> **STATED PROBLEM**: Pull out every row below that contains the string "caption", copying each one in full.
▼
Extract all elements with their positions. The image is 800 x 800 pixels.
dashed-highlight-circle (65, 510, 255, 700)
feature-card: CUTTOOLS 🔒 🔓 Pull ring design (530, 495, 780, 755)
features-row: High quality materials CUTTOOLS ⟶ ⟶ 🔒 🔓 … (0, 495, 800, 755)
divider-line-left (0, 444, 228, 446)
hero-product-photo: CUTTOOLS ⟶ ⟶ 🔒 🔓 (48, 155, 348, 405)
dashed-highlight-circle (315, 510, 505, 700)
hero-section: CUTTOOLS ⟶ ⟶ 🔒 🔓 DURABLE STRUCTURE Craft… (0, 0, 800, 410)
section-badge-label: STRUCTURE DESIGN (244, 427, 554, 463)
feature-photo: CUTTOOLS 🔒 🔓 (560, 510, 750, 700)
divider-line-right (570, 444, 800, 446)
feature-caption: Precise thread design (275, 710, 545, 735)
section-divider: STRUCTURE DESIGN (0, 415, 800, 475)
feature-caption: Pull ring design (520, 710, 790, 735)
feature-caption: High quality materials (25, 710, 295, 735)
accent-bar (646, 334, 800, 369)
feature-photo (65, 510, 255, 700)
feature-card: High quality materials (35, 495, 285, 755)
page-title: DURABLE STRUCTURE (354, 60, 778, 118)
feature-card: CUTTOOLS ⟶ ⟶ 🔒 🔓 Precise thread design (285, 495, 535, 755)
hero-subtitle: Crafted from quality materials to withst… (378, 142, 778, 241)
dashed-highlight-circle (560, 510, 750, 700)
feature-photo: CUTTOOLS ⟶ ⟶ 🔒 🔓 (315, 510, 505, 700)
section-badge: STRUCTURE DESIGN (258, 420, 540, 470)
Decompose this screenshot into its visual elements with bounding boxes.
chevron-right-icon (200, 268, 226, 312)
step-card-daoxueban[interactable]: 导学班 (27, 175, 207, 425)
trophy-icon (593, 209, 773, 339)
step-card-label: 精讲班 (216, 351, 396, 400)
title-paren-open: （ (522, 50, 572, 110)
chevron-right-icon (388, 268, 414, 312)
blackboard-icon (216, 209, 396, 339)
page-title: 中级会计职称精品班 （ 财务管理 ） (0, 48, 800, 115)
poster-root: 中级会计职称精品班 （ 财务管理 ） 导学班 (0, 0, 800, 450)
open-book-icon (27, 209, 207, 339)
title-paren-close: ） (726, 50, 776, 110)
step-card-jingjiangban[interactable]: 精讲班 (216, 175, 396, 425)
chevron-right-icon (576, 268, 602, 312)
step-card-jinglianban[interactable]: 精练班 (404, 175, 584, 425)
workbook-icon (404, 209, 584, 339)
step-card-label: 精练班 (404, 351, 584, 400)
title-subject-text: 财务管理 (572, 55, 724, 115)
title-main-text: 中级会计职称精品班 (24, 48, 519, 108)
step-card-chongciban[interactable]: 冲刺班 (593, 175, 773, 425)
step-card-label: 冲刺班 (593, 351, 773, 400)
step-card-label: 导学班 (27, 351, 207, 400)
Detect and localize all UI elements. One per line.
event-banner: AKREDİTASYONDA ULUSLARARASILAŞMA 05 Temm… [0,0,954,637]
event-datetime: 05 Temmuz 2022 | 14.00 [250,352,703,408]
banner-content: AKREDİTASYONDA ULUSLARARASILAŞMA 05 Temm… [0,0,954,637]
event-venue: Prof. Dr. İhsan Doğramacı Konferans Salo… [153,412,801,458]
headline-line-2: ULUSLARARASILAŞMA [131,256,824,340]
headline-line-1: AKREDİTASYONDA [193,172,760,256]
▲
> **SOLUTION**:
feature-caption: Precise thread design (275, 710, 545, 735)
feature-caption: Pull ring design (520, 710, 790, 735)
feature-caption: High quality materials (25, 710, 295, 735)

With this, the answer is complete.